[Belge metni]
Emsal Mahkeme Kararı Ankara 2. Asliye Ticaret Mahkemesi 2019/639 E. 2022/617 K. 07.10.2022 T.

Görüntülediğiniz mahkeme kararı kesinleşmiş bir karardır.

T.C. ANKARA 2. ASLİYE TİCARET MAHKEMESİ Esas-Karar No: 2019/639 Esas – 2022/617
TÜRK MİLLETİ ADINA
YARGILAMA YETKİSİNİ KULLANAN

T.C.
ANKARA
2. ASLİYE TİCARET MAHKEMESİ
GEREKÇELİ KARAR
ESAS NO : 2019/639 Esas
KARAR NO : 2022/617

HAKİM :…
KATİP :….

DAVACI ….

DAVALI ….

DAVA : Alacak (Ticari Nitelikteki Hizmet Sözleşmesinden Kaynaklanan)

[Alıştırma 1] Mahkeme kararının "Emsal Mahkeme Kararı" ifadesinden "kesinleşmiş bir karardır." ifadesine kadar olan kısmını harfi harfine yazıya geçirin.

[Kayıtlar]
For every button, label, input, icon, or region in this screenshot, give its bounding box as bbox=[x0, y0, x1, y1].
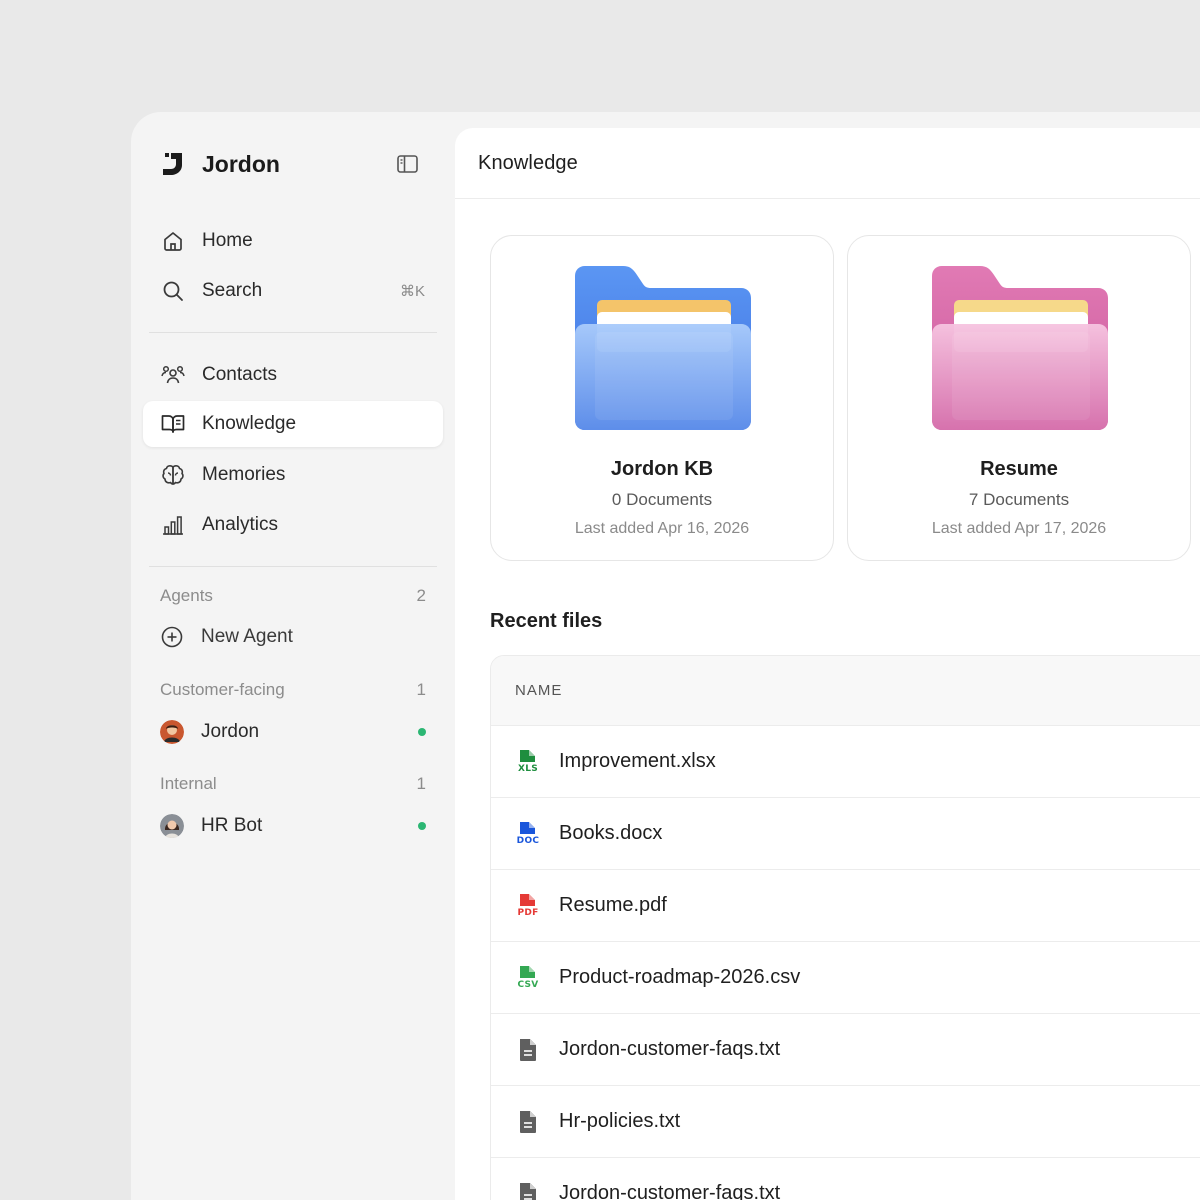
book-open-icon bbox=[161, 412, 185, 436]
column-header-name[interactable]: NAME bbox=[515, 682, 562, 699]
search-icon bbox=[161, 279, 185, 303]
contacts-icon bbox=[161, 363, 185, 387]
section-count: 2 bbox=[416, 586, 426, 605]
blue-folder-icon bbox=[575, 266, 751, 430]
table-row[interactable]: Jordon-customer-faqs.txt bbox=[491, 1014, 1200, 1086]
sidebar-item-search[interactable]: Search ⌘K bbox=[143, 268, 443, 314]
sidebar-toggle-icon[interactable] bbox=[395, 152, 419, 176]
agent-name: HR Bot bbox=[201, 815, 263, 836]
file-type-label: DOC bbox=[516, 835, 540, 846]
brand-name: Jordon bbox=[202, 150, 280, 177]
doc-file-icon: DOC bbox=[515, 821, 541, 847]
plus-circle-icon bbox=[160, 625, 184, 649]
folder-document-count: 7 Documents bbox=[968, 490, 1070, 509]
file-name: Hr-policies.txt bbox=[559, 1110, 681, 1132]
sidebar-item-label: Memories bbox=[202, 464, 286, 485]
group-count: 1 bbox=[416, 774, 426, 793]
brain-icon bbox=[161, 463, 185, 487]
group-header-customer-facing: Customer-facing 1 bbox=[160, 680, 426, 700]
table-row[interactable]: XLS Improvement.xlsx bbox=[491, 726, 1200, 798]
table-row[interactable]: Jordon-customer-faqs.txt bbox=[491, 1158, 1200, 1200]
agent-item-hr-bot[interactable]: HR Bot bbox=[143, 806, 443, 846]
txt-file-icon bbox=[515, 1037, 541, 1063]
sidebar-item-home[interactable]: Home bbox=[143, 218, 443, 264]
search-shortcut: ⌘K bbox=[399, 283, 425, 300]
sidebar: Jordon Home Search ⌘K Contacts Knowledge… bbox=[131, 112, 455, 1200]
brand[interactable]: Jordon bbox=[160, 150, 280, 178]
csv-file-icon: CSV bbox=[515, 965, 541, 991]
avatar bbox=[160, 720, 184, 744]
group-count: 1 bbox=[416, 680, 426, 699]
file-name: Improvement.xlsx bbox=[559, 750, 716, 772]
sidebar-item-label: Search bbox=[202, 280, 263, 301]
table-row[interactable]: Hr-policies.txt bbox=[491, 1086, 1200, 1158]
pdf-file-icon: PDF bbox=[515, 893, 541, 919]
table-body: XLS Improvement.xlsx DOC Books.docx PDF Resum… bbox=[491, 726, 1200, 1200]
sidebar-item-label: Contacts bbox=[202, 364, 277, 385]
divider bbox=[149, 332, 437, 333]
new-agent-label: New Agent bbox=[201, 626, 293, 647]
online-status-indicator bbox=[418, 728, 426, 736]
folder-last-added: Last added Apr 16, 2026 bbox=[574, 520, 750, 537]
sidebar-item-label: Analytics bbox=[202, 514, 279, 535]
recent-files-table: NAME XLS Improvement.xlsx DOC Books.docx PDF… bbox=[490, 655, 1200, 1200]
sidebar-item-label: Knowledge bbox=[202, 413, 297, 434]
app-window: Jordon Home Search ⌘K Contacts Knowledge… bbox=[131, 112, 1200, 1200]
sidebar-item-knowledge[interactable]: Knowledge bbox=[143, 401, 443, 447]
sidebar-item-contacts[interactable]: Contacts bbox=[143, 352, 443, 398]
folder-name: Jordon KB bbox=[610, 458, 714, 480]
txt-file-icon bbox=[515, 1181, 541, 1200]
file-type-label: PDF bbox=[517, 907, 539, 918]
file-name: Jordon-customer-faqs.txt bbox=[559, 1182, 781, 1200]
recent-files-title: Recent files bbox=[490, 610, 603, 632]
online-status-indicator bbox=[418, 822, 426, 830]
brand-logo-icon bbox=[161, 153, 182, 175]
table-header: NAME bbox=[491, 656, 1200, 726]
main-header: Knowledge bbox=[455, 128, 1200, 199]
sidebar-item-analytics[interactable]: Analytics bbox=[143, 502, 443, 548]
main-panel: Knowledge Jordon KB 0 Documents Last add… bbox=[455, 128, 1200, 1200]
file-name: Jordon-customer-faqs.txt bbox=[559, 1038, 781, 1060]
pink-folder-icon bbox=[932, 266, 1108, 430]
folder-card-jordon-kb[interactable]: Jordon KB 0 Documents Last added Apr 16,… bbox=[490, 235, 834, 561]
folder-document-count: 0 Documents bbox=[611, 490, 713, 509]
new-agent-button[interactable]: New Agent bbox=[143, 617, 443, 657]
table-row[interactable]: DOC Books.docx bbox=[491, 798, 1200, 870]
file-name: Product-roadmap-2026.csv bbox=[559, 966, 801, 988]
file-name: Resume.pdf bbox=[559, 894, 667, 916]
divider bbox=[149, 566, 437, 567]
bar-chart-icon bbox=[161, 513, 185, 537]
table-row[interactable]: CSV Product-roadmap-2026.csv bbox=[491, 942, 1200, 1014]
table-row[interactable]: PDF Resume.pdf bbox=[491, 870, 1200, 942]
txt-file-icon bbox=[515, 1109, 541, 1135]
group-label: Internal bbox=[160, 774, 217, 793]
avatar bbox=[160, 814, 184, 838]
agents-section-header: Agents 2 bbox=[160, 586, 426, 606]
folder-card-resume[interactable]: Resume 7 Documents Last added Apr 17, 20… bbox=[847, 235, 1191, 561]
folder-last-added: Last added Apr 17, 2026 bbox=[931, 520, 1107, 537]
sidebar-item-memories[interactable]: Memories bbox=[143, 452, 443, 498]
folder-name: Resume bbox=[980, 458, 1058, 480]
section-label: Agents bbox=[160, 586, 213, 605]
sidebar-item-label: Home bbox=[202, 230, 253, 251]
agent-name: Jordon bbox=[201, 721, 260, 742]
agent-item-jordon[interactable]: Jordon bbox=[143, 712, 443, 752]
file-type-label: XLS bbox=[517, 763, 539, 774]
page-title: Knowledge bbox=[478, 151, 578, 174]
xls-file-icon: XLS bbox=[515, 749, 541, 775]
home-icon bbox=[161, 229, 185, 253]
group-label: Customer-facing bbox=[160, 680, 285, 699]
file-name: Books.docx bbox=[559, 822, 663, 844]
group-header-internal: Internal 1 bbox=[160, 774, 426, 794]
file-type-label: CSV bbox=[517, 979, 539, 990]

[Alıştırma 2] Girdilerde "group" kelimesini içeren satırların hepsini ayıklayıp yazın.

[Nihai cevap 1]
Emsal Mahkeme Kararı Ankara 2. Asliye Ticaret Mahkemesi 2019/639 E. 2022/617 K. 07.10.2022 T.

Görüntülediğiniz mahkeme kararı kesinleşmiş bir karardır.

[Nihai cevap 2]
group-count: 1 bbox=[416, 774, 426, 793]
group-header-customer-facing: Customer-facing 1 bbox=[160, 680, 426, 700]
group-count: 1 bbox=[416, 680, 426, 699]
group-label: Internal bbox=[160, 774, 217, 793]
group-label: Customer-facing bbox=[160, 680, 285, 699]
group-header-internal: Internal 1 bbox=[160, 774, 426, 794]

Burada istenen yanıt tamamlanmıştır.